> _INSTRUCTIONS TO FOLLOW_
Looking through the listing, how many of its lines hold the word "пособия"? Answer with only the number.

> _AVAILABLE DATA_
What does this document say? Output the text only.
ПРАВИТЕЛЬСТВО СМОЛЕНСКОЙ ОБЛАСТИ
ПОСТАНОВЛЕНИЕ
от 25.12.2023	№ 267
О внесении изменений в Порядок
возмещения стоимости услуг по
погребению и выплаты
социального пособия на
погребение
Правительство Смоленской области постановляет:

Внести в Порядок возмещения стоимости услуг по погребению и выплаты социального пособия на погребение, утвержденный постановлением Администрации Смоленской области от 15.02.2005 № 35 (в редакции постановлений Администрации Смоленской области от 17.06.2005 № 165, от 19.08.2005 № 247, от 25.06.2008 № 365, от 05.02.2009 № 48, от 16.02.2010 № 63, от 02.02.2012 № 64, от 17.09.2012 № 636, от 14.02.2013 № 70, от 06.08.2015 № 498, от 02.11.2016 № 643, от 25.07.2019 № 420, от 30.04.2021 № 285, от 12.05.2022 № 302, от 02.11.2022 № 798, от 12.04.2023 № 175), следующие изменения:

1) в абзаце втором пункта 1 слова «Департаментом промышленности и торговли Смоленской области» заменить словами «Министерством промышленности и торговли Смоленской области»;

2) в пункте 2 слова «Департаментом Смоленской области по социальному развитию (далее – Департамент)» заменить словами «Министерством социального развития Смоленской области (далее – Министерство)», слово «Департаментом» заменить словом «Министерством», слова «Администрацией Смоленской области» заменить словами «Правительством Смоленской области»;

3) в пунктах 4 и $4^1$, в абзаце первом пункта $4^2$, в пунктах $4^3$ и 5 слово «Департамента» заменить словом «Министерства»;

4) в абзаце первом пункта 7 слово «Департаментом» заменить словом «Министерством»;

* * *

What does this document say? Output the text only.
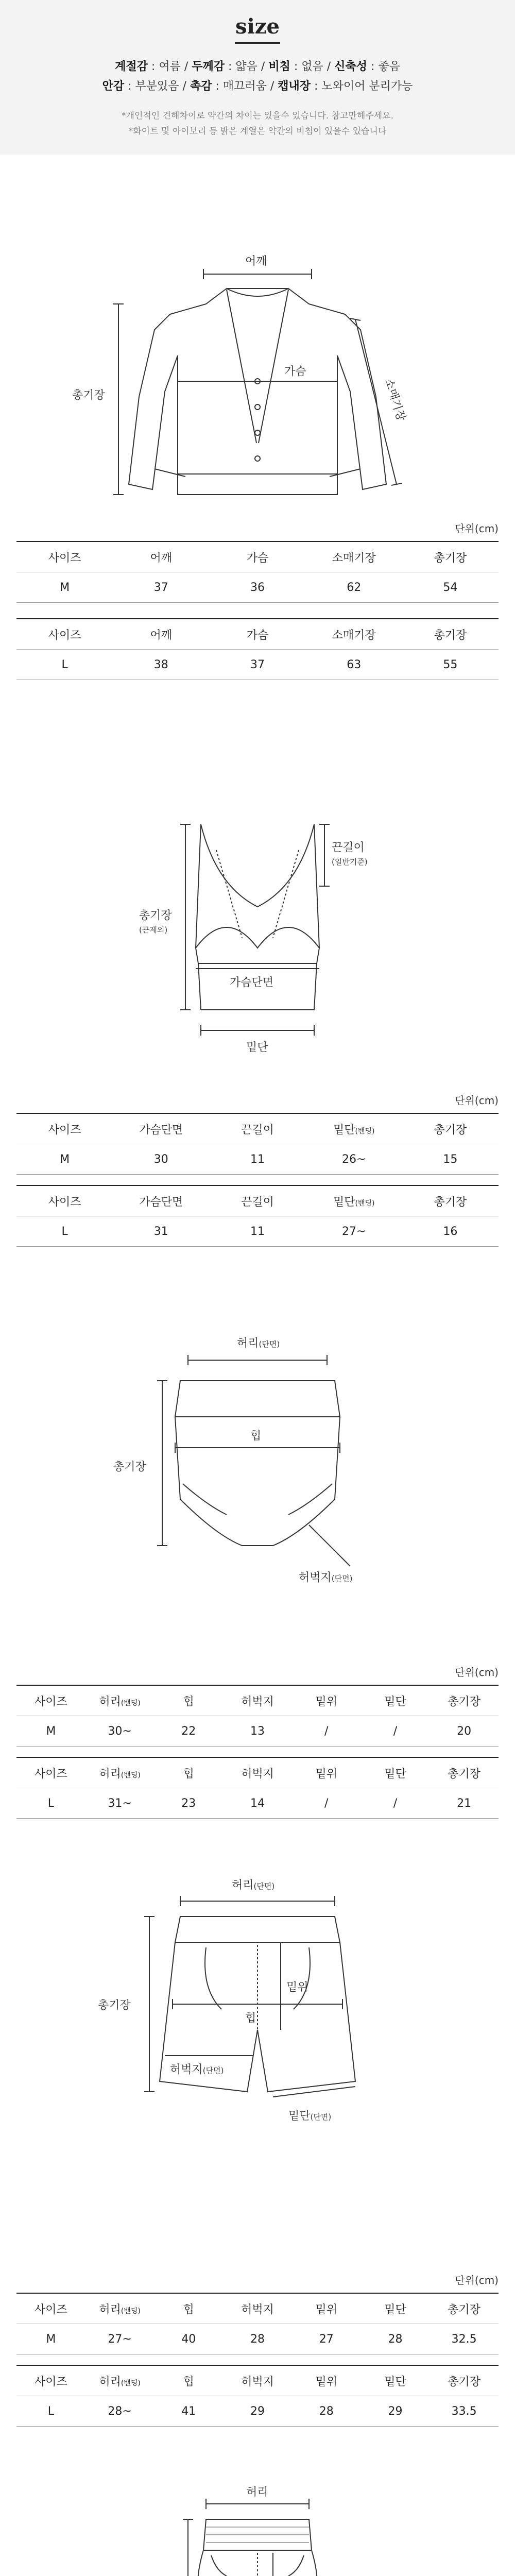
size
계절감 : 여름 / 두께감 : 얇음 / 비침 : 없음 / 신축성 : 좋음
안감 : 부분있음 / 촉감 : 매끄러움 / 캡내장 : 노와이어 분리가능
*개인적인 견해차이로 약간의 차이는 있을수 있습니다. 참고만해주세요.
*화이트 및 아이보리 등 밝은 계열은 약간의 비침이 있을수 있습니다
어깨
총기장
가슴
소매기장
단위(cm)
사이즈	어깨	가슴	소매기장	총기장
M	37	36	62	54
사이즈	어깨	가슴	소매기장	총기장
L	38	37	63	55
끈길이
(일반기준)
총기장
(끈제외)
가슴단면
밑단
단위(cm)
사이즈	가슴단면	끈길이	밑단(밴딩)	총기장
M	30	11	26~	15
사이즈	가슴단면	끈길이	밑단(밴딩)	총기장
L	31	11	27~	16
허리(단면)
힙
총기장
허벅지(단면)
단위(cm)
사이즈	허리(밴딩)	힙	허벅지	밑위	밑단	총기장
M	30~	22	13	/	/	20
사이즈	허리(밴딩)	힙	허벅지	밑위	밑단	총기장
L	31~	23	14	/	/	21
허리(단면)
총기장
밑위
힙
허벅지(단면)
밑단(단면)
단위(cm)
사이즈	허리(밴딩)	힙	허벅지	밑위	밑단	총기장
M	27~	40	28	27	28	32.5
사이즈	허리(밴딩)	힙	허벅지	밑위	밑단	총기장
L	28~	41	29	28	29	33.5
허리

...

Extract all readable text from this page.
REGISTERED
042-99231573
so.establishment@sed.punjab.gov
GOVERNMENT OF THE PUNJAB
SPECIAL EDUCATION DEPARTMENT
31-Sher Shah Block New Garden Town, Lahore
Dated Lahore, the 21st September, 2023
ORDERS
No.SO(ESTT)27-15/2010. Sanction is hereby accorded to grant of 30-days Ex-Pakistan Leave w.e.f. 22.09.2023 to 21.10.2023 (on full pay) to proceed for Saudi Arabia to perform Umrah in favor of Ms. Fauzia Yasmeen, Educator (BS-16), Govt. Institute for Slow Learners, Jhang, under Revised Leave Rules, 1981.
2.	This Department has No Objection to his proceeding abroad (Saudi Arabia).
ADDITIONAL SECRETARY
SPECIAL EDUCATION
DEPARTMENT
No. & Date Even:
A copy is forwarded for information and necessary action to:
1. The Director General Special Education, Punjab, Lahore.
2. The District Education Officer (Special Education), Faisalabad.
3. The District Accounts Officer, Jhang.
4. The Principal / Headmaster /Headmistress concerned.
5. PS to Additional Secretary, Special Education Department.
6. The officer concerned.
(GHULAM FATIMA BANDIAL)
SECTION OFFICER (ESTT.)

> _TASK ANSWER_
2